[Collection entries]

++++++

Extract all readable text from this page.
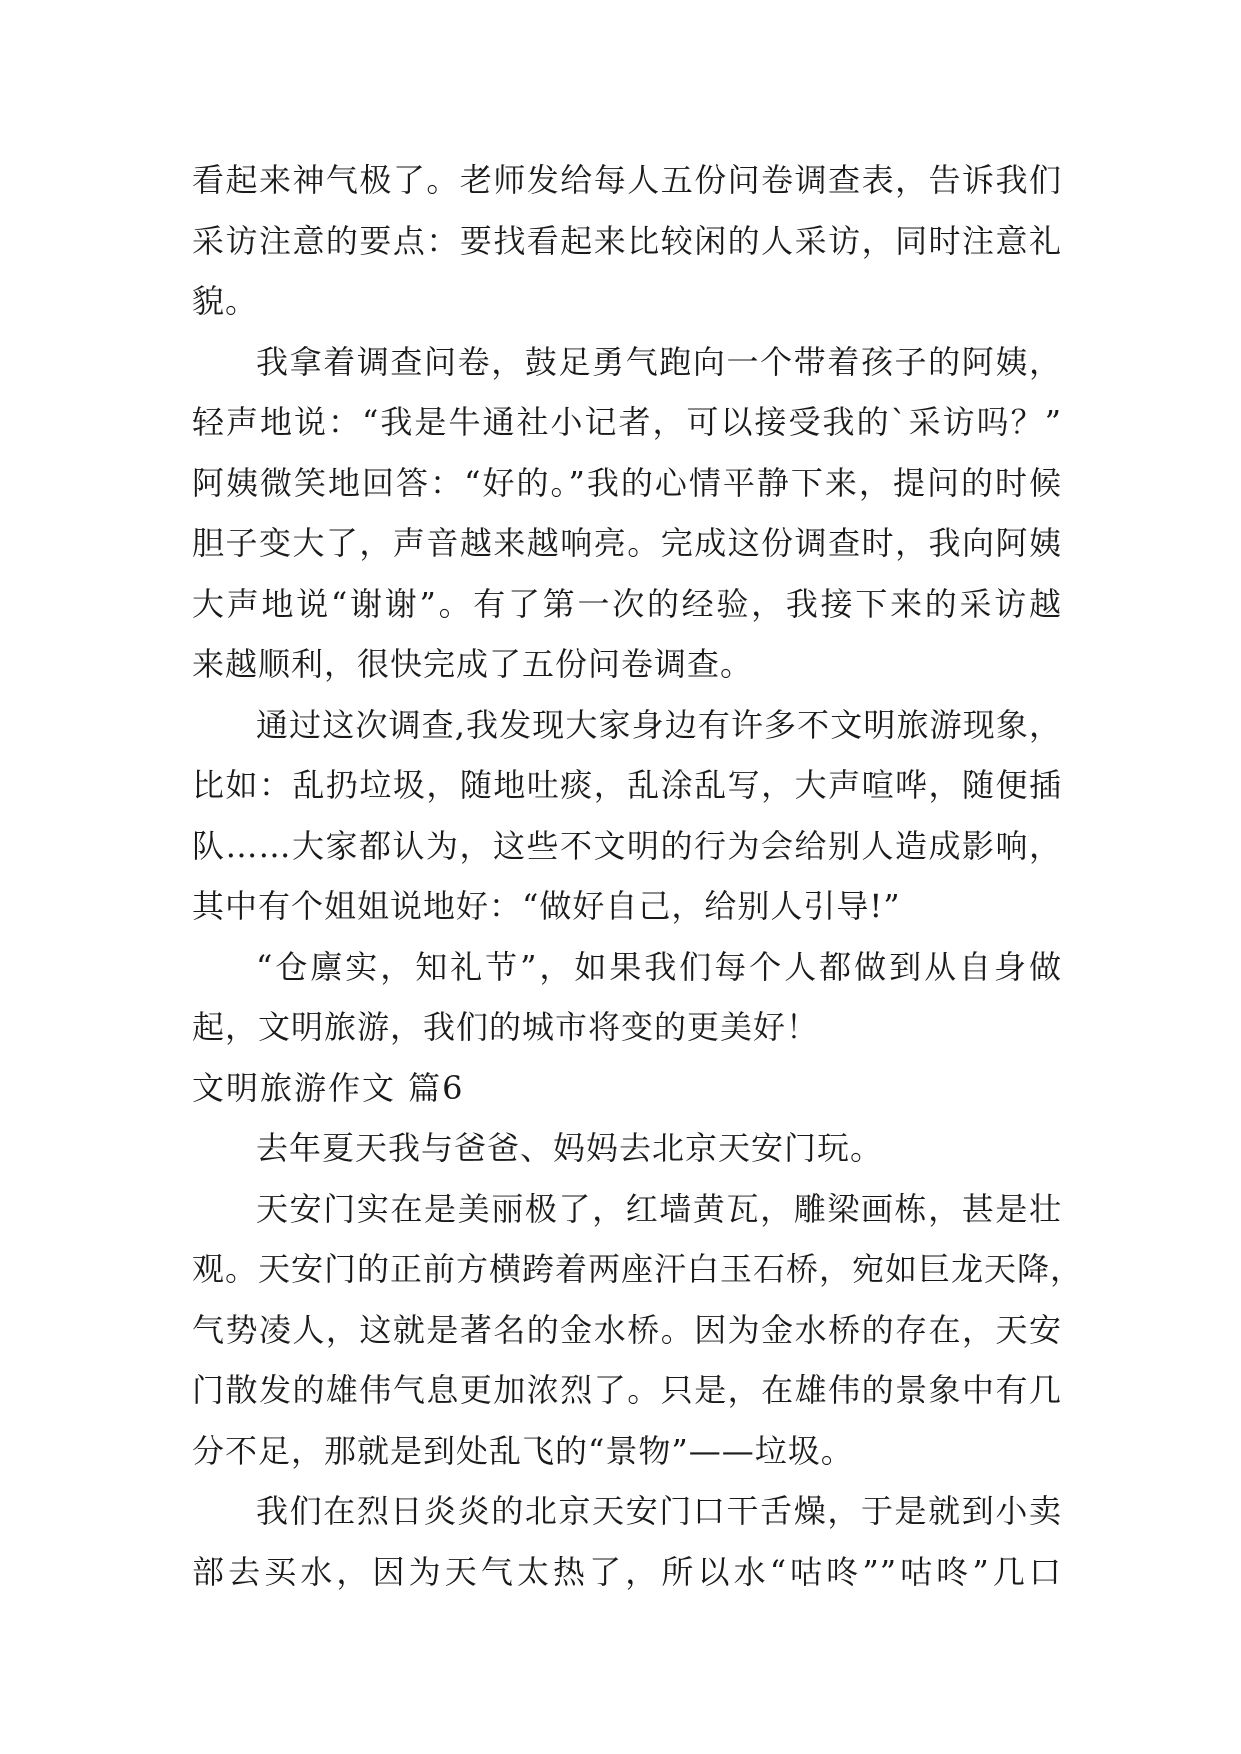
看起来神气极了。老师发给每人五份问卷调查表，告诉我们
采访注意的要点：要找看起来比较闲的人采访，同时注意礼
貌。
我拿着调查问卷，鼓足勇气跑向一个带着孩子的阿姨，
轻声地说：“我是牛通社小记者，可以接受我的`采访吗？”
阿姨微笑地回答：“好的。”我的心情平静下来，提问的时候
胆子变大了，声音越来越响亮。完成这份调查时，我向阿姨
大声地说“谢谢”。有了第一次的经验，我接下来的采访越
来越顺利，很快完成了五份问卷调查。
通过这次调查,我发现大家身边有许多不文明旅游现象，
比如：乱扔垃圾，随地吐痰，乱涂乱写，大声喧哗，随便插
队……大家都认为，这些不文明的行为会给别人造成影响，
其中有个姐姐说地好：“做好自己，给别人引导!”
“仓廪实，知礼节”，如果我们每个人都做到从自身做
起，文明旅游，我们的城市将变的更美好！
文明旅游作文 篇6
去年夏天我与爸爸、妈妈去北京天安门玩。
天安门实在是美丽极了，红墙黄瓦，雕梁画栋，甚是壮
观。天安门的正前方横跨着两座汗白玉石桥，宛如巨龙天降，
气势凌人，这就是著名的金水桥。因为金水桥的存在，天安
门散发的雄伟气息更加浓烈了。只是，在雄伟的景象中有几
分不足，那就是到处乱飞的“景物”——垃圾。
我们在烈日炎炎的北京天安门口干舌燥，于是就到小卖
部去买水，因为天气太热了，所以水“咕咚””咕咚”几口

++++++

Every line above should be repeated exactly; pictures stay out of the copy.

Extract all readable text from this page.
看起来神气极了。老师发给每人五份问卷调查表，告诉我们
采访注意的要点：要找看起来比较闲的人采访，同时注意礼
貌。
我拿着调查问卷，鼓足勇气跑向一个带着孩子的阿姨，
轻声地说：“我是牛通社小记者，可以接受我的`采访吗？”
阿姨微笑地回答：“好的。”我的心情平静下来，提问的时候
胆子变大了，声音越来越响亮。完成这份调查时，我向阿姨
大声地说“谢谢”。有了第一次的经验，我接下来的采访越
来越顺利，很快完成了五份问卷调查。
通过这次调查,我发现大家身边有许多不文明旅游现象，
比如：乱扔垃圾，随地吐痰，乱涂乱写，大声喧哗，随便插
队……大家都认为，这些不文明的行为会给别人造成影响，
其中有个姐姐说地好：“做好自己，给别人引导!”
“仓廪实，知礼节”，如果我们每个人都做到从自身做
起，文明旅游，我们的城市将变的更美好！
文明旅游作文 篇6
去年夏天我与爸爸、妈妈去北京天安门玩。
天安门实在是美丽极了，红墙黄瓦，雕梁画栋，甚是壮
观。天安门的正前方横跨着两座汗白玉石桥，宛如巨龙天降，
气势凌人，这就是著名的金水桥。因为金水桥的存在，天安
门散发的雄伟气息更加浓烈了。只是，在雄伟的景象中有几
分不足，那就是到处乱飞的“景物”——垃圾。
我们在烈日炎炎的北京天安门口干舌燥，于是就到小卖
部去买水，因为天气太热了，所以水“咕咚””咕咚”几口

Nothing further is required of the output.